La diversidad de grupos a los que perseguía la “Santa Inquisición”, abarcó a blasfemos y personas que hablaban palabras malsonantes, adúlteros y bígamos, mahometanos, judíos conversos, luteranos, heterodoxos, sodomitas, contrabandistas de monedas, gente acusada de brujería y supercherías, entre otros, que de acuerdo a lo que señala Joseph Pérez, hasta el siglo XVIII, sumaron una cifra que rondaba los 125.000 procesados.

El prolongado tiempo en que El Santo Oficio de la Inquisición se mantuvo vigente, sólo es explicable a partir del apoyo que recibía del poder. Los monarcas y la Iglesia insistían en mantenerlo, por ser contrario a todo lo que propugnaba la ilustración y el liberalismo; era en suma, el símbolo del antiguo régimen que había dominado Europa durante siglos. Estuvo sustentada por una jerarquía obcecada con establecer mecanismos de control a partir de propuestas basadas en dogmas y creencias religiosas.

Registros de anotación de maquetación
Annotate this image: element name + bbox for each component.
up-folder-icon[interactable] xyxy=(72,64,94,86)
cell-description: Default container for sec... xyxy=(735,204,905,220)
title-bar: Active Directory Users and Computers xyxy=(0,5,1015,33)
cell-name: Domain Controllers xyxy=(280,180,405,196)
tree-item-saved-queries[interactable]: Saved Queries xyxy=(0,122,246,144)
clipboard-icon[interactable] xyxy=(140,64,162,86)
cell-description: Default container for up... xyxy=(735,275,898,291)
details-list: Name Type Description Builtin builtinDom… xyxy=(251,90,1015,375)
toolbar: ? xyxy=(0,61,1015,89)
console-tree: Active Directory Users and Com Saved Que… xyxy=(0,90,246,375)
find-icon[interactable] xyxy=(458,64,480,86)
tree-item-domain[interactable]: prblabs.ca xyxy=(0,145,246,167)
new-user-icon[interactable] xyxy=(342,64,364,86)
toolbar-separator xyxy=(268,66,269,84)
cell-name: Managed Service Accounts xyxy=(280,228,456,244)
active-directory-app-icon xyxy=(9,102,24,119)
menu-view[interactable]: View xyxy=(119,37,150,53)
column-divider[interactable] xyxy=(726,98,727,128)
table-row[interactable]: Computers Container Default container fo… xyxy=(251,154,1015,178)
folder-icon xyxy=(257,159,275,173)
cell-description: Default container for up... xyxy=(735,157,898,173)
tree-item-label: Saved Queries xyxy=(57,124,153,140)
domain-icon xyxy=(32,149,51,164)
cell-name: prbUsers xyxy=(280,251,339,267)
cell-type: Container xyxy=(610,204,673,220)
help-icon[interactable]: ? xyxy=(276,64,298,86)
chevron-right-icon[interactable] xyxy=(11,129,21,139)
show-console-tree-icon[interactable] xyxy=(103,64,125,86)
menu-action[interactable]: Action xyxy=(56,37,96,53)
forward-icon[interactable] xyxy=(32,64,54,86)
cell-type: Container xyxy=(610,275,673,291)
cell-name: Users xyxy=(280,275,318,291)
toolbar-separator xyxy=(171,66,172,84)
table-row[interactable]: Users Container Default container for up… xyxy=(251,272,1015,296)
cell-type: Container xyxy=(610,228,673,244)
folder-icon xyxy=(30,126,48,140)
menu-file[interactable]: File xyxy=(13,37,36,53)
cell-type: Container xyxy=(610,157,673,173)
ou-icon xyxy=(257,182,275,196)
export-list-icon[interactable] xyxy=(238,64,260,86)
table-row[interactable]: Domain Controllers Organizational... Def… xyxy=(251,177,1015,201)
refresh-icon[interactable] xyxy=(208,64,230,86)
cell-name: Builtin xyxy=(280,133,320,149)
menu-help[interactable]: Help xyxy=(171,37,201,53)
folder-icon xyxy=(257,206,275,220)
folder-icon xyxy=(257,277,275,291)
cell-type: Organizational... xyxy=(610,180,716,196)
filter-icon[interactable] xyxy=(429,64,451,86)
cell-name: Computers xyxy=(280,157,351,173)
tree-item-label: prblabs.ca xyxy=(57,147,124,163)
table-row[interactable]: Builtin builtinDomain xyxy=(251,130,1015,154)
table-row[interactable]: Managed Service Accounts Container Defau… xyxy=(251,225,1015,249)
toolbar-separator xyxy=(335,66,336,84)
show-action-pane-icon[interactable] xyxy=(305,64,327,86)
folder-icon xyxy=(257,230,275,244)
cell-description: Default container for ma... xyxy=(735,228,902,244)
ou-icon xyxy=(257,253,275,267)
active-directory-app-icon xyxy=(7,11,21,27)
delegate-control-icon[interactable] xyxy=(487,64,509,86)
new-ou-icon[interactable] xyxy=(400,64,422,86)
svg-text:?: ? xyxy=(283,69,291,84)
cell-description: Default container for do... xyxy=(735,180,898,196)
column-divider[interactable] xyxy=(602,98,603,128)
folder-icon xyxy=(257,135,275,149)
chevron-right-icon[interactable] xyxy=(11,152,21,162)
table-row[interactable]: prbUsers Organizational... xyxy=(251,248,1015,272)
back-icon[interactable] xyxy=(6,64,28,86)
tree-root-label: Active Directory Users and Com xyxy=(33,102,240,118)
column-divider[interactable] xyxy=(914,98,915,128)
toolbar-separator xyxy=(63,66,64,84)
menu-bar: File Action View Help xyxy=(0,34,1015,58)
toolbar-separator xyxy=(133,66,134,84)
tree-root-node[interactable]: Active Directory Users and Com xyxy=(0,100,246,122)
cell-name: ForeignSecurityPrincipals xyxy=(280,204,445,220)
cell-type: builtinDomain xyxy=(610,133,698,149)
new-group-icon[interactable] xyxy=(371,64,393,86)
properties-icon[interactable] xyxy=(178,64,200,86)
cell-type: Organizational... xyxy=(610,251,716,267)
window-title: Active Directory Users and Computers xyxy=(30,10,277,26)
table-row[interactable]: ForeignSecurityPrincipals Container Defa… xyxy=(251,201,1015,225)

Instrucciones:
a. Transcribe el fragmento sobre la Inquisición entre "El prolongado tiempo" y "y creencias religiosas.", ambos incluidos.
b. Enumera todos los grupos perseguidos que el fragmento sobre la Inquisición define por conductas relativas al matrimonio o a la sexualidad.

Respuestas:
a.
El prolongado tiempo en que El Santo Oficio de la Inquisición se mantuvo vigente, sólo es explicable a partir del apoyo que recibía del poder. Los monarcas y la Iglesia insistían en mantenerlo, por ser contrario a todo lo que propugnaba la ilustración y el liberalismo; era en suma, el símbolo del antiguo régimen que había dominado Europa durante siglos. Estuvo sustentada por una jerarquía obcecada con establecer mecanismos de control a partir de propuestas basadas en dogmas y creencias religiosas.

b. adúlteros, bígamos, sodomitas